◆ **Aim**:
Output the entries verbatim, including every line.

◆ **Material supplied**:
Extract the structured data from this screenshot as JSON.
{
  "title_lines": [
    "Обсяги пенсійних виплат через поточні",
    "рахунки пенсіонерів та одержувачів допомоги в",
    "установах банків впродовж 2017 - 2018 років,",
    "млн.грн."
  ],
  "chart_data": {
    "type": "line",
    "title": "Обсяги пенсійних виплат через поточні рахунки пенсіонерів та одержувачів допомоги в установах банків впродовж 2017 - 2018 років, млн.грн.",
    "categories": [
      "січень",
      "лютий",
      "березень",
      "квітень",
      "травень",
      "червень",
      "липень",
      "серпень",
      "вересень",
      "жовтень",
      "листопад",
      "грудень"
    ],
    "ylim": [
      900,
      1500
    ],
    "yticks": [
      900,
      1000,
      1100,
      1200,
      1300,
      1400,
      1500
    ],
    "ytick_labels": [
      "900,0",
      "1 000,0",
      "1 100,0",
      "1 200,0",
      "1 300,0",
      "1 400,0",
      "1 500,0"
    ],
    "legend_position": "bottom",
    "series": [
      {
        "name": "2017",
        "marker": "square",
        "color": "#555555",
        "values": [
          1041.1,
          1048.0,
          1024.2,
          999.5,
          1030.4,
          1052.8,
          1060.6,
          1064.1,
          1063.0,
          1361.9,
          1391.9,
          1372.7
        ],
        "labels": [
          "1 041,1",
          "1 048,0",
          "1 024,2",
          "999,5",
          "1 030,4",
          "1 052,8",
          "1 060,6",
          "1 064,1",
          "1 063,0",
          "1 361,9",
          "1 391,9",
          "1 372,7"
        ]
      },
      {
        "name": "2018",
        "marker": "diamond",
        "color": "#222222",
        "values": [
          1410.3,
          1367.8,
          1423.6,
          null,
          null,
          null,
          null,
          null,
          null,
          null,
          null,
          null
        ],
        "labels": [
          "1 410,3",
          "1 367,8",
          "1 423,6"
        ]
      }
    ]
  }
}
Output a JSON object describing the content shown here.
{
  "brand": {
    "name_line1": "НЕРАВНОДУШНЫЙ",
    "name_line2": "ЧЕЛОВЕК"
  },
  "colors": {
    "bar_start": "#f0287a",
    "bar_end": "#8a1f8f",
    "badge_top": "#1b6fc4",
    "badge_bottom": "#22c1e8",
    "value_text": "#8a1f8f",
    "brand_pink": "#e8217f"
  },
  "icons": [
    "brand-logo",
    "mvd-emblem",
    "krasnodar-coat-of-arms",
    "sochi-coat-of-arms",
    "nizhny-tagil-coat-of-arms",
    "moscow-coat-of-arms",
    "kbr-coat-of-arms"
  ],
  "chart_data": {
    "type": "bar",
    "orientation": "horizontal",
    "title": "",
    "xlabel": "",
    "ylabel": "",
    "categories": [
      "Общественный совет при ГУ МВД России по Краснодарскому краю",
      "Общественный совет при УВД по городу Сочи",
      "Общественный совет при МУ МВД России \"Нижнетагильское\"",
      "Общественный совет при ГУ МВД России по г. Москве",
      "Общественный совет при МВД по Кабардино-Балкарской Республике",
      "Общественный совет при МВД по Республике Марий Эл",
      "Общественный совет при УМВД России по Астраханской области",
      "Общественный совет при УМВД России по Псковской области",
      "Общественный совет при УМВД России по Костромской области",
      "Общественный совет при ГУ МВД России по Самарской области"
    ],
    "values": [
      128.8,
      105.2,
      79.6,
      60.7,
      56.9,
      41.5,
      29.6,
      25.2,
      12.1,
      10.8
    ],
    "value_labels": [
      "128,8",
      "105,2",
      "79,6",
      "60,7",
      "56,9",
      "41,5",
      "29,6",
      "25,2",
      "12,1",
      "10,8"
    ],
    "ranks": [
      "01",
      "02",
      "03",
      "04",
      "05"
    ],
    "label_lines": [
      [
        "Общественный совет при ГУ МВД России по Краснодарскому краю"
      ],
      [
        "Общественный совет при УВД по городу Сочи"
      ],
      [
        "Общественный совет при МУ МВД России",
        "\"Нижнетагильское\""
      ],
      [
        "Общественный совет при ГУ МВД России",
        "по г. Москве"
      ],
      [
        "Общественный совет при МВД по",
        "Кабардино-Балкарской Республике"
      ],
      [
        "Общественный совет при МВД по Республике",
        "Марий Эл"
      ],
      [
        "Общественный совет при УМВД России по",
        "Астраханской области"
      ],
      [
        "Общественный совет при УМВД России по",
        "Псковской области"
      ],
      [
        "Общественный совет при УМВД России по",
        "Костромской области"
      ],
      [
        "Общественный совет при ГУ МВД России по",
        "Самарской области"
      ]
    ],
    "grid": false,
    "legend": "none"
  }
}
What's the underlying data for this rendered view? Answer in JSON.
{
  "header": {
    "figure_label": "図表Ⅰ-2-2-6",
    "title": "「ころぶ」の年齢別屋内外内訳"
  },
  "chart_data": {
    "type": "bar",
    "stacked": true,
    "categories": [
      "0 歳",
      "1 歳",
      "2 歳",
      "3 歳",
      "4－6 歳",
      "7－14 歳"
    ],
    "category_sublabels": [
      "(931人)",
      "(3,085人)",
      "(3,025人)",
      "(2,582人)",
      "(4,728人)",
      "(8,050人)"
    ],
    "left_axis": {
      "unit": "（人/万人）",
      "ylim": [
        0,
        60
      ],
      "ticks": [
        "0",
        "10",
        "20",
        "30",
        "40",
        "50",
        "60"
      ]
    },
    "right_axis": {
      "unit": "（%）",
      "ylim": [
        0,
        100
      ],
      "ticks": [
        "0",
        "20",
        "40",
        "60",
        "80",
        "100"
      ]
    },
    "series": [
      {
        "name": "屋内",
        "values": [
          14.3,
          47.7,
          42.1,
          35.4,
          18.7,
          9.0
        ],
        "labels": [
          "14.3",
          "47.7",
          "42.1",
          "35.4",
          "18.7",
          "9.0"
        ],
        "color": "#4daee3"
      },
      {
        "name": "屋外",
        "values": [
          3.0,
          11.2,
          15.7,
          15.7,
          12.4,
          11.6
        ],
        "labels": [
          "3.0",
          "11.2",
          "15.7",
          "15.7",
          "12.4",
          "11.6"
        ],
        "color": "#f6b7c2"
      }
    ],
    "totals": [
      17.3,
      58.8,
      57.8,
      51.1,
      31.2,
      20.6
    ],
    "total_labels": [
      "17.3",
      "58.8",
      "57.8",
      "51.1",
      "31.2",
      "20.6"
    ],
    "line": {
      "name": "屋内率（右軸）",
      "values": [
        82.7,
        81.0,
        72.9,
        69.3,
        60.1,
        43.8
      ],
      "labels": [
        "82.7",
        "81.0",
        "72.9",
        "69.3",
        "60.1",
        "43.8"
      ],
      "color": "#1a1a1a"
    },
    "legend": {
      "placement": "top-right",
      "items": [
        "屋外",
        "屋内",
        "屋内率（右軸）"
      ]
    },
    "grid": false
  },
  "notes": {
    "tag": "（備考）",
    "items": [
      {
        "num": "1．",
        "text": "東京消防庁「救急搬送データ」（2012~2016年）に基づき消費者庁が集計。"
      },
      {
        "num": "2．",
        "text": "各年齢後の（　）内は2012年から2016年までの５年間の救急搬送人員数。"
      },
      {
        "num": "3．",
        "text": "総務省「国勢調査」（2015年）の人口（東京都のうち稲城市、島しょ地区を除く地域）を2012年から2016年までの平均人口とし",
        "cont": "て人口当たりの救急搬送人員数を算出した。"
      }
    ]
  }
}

◆ **Task answer**:
Extract the structured data from this screenshot as JSON.
{
  "title_lines": [
    "Обсяги пенсійних виплат через поточні",
    "рахунки пенсіонерів та одержувачів допомоги в",
    "установах банків впродовж 2017 - 2018 років,",
    "млн.грн."
  ],
  "chart_data": {
    "type": "line",
    "title": "Обсяги пенсійних виплат через поточні рахунки пенсіонерів та одержувачів допомоги в установах банків впродовж 2017 - 2018 років, млн.грн.",
    "categories": [
      "січень",
      "лютий",
      "березень",
      "квітень",
      "травень",
      "червень",
      "липень",
      "серпень",
      "вересень",
      "жовтень",
      "листопад",
      "грудень"
    ],
    "ylim": [
      900,
      1500
    ],
    "yticks": [
      900,
      1000,
      1100,
      1200,
      1300,
      1400,
      1500
    ],
    "ytick_labels": [
      "900,0",
      "1 000,0",
      "1 100,0",
      "1 200,0",
      "1 300,0",
      "1 400,0",
      "1 500,0"
    ],
    "legend_position": "bottom",
    "series": [
      {
        "name": "2017",
        "marker": "square",
        "color": "#555555",
        "values": [
          1041.1,
          1048.0,
          1024.2,
          999.5,
          1030.4,
          1052.8,
          1060.6,
          1064.1,
          1063.0,
          1361.9,
          1391.9,
          1372.7
        ],
        "labels": [
          "1 041,1",
          "1 048,0",
          "1 024,2",
          "999,5",
          "1 030,4",
          "1 052,8",
          "1 060,6",
          "1 064,1",
          "1 063,0",
          "1 361,9",
          "1 391,9",
          "1 372,7"
        ]
      },
      {
        "name": "2018",
        "marker": "diamond",
        "color": "#222222",
        "values": [
          1410.3,
          1367.8,
          1423.6,
          null,
          null,
          null,
          null,
          null,
          null,
          null,
          null,
          null
        ],
        "labels": [
          "1 410,3",
          "1 367,8",
          "1 423,6"
        ]
      }
    ]
  }
}
Output a JSON object describing the content shown here.
{
  "brand": {
    "name_line1": "НЕРАВНОДУШНЫЙ",
    "name_line2": "ЧЕЛОВЕК"
  },
  "colors": {
    "bar_start": "#f0287a",
    "bar_end": "#8a1f8f",
    "badge_top": "#1b6fc4",
    "badge_bottom": "#22c1e8",
    "value_text": "#8a1f8f",
    "brand_pink": "#e8217f"
  },
  "icons": [
    "brand-logo",
    "mvd-emblem",
    "krasnodar-coat-of-arms",
    "sochi-coat-of-arms",
    "nizhny-tagil-coat-of-arms",
    "moscow-coat-of-arms",
    "kbr-coat-of-arms"
  ],
  "chart_data": {
    "type": "bar",
    "orientation": "horizontal",
    "title": "",
    "xlabel": "",
    "ylabel": "",
    "categories": [
      "Общественный совет при ГУ МВД России по Краснодарскому краю",
      "Общественный совет при УВД по городу Сочи",
      "Общественный совет при МУ МВД России \"Нижнетагильское\"",
      "Общественный совет при ГУ МВД России по г. Москве",
      "Общественный совет при МВД по Кабардино-Балкарской Республике",
      "Общественный совет при МВД по Республике Марий Эл",
      "Общественный совет при УМВД России по Астраханской области",
      "Общественный совет при УМВД России по Псковской области",
      "Общественный совет при УМВД России по Костромской области",
      "Общественный совет при ГУ МВД России по Самарской области"
    ],
    "values": [
      128.8,
      105.2,
      79.6,
      60.7,
      56.9,
      41.5,
      29.6,
      25.2,
      12.1,
      10.8
    ],
    "value_labels": [
      "128,8",
      "105,2",
      "79,6",
      "60,7",
      "56,9",
      "41,5",
      "29,6",
      "25,2",
      "12,1",
      "10,8"
    ],
    "ranks": [
      "01",
      "02",
      "03",
      "04",
      "05"
    ],
    "label_lines": [
      [
        "Общественный совет при ГУ МВД России по Краснодарскому краю"
      ],
      [
        "Общественный совет при УВД по городу Сочи"
      ],
      [
        "Общественный совет при МУ МВД России",
        "\"Нижнетагильское\""
      ],
      [
        "Общественный совет при ГУ МВД России",
        "по г. Москве"
      ],
      [
        "Общественный совет при МВД по",
        "Кабардино-Балкарской Республике"
      ],
      [
        "Общественный совет при МВД по Республике",
        "Марий Эл"
      ],
      [
        "Общественный совет при УМВД России по",
        "Астраханской области"
      ],
      [
        "Общественный совет при УМВД России по",
        "Псковской области"
      ],
      [
        "Общественный совет при УМВД России по",
        "Костромской области"
      ],
      [
        "Общественный совет при ГУ МВД России по",
        "Самарской области"
      ]
    ],
    "grid": false,
    "legend": "none"
  }
}
What's the underlying data for this rendered view? Answer in JSON.
{
  "header": {
    "figure_label": "図表Ⅰ-2-2-6",
    "title": "「ころぶ」の年齢別屋内外内訳"
  },
  "chart_data": {
    "type": "bar",
    "stacked": true,
    "categories": [
      "0 歳",
      "1 歳",
      "2 歳",
      "3 歳",
      "4－6 歳",
      "7－14 歳"
    ],
    "category_sublabels": [
      "(931人)",
      "(3,085人)",
      "(3,025人)",
      "(2,582人)",
      "(4,728人)",
      "(8,050人)"
    ],
    "left_axis": {
      "unit": "（人/万人）",
      "ylim": [
        0,
        60
      ],
      "ticks": [
        "0",
        "10",
        "20",
        "30",
        "40",
        "50",
        "60"
      ]
    },
    "right_axis": {
      "unit": "（%）",
      "ylim": [
        0,
        100
      ],
      "ticks": [
        "0",
        "20",
        "40",
        "60",
        "80",
        "100"
      ]
    },
    "series": [
      {
        "name": "屋内",
        "values": [
          14.3,
          47.7,
          42.1,
          35.4,
          18.7,
          9.0
        ],
        "labels": [
          "14.3",
          "47.7",
          "42.1",
          "35.4",
          "18.7",
          "9.0"
        ],
        "color": "#4daee3"
      },
      {
        "name": "屋外",
        "values": [
          3.0,
          11.2,
          15.7,
          15.7,
          12.4,
          11.6
        ],
        "labels": [
          "3.0",
          "11.2",
          "15.7",
          "15.7",
          "12.4",
          "11.6"
        ],
        "color": "#f6b7c2"
      }
    ],
    "totals": [
      17.3,
      58.8,
      57.8,
      51.1,
      31.2,
      20.6
    ],
    "total_labels": [
      "17.3",
      "58.8",
      "57.8",
      "51.1",
      "31.2",
      "20.6"
    ],
    "line": {
      "name": "屋内率（右軸）",
      "values": [
        82.7,
        81.0,
        72.9,
        69.3,
        60.1,
        43.8
      ],
      "labels": [
        "82.7",
        "81.0",
        "72.9",
        "69.3",
        "60.1",
        "43.8"
      ],
      "color": "#1a1a1a"
    },
    "legend": {
      "placement": "top-right",
      "items": [
        "屋外",
        "屋内",
        "屋内率（右軸）"
      ]
    },
    "grid": false
  },
  "notes": {
    "tag": "（備考）",
    "items": [
      {
        "num": "1．",
        "text": "東京消防庁「救急搬送データ」（2012~2016年）に基づき消費者庁が集計。"
      },
      {
        "num": "2．",
        "text": "各年齢後の（　）内は2012年から2016年までの５年間の救急搬送人員数。"
      },
      {
        "num": "3．",
        "text": "総務省「国勢調査」（2015年）の人口（東京都のうち稲城市、島しょ地区を除く地域）を2012年から2016年までの平均人口とし",
        "cont": "て人口当たりの救急搬送人員数を算出した。"
      }
    ]
  }
}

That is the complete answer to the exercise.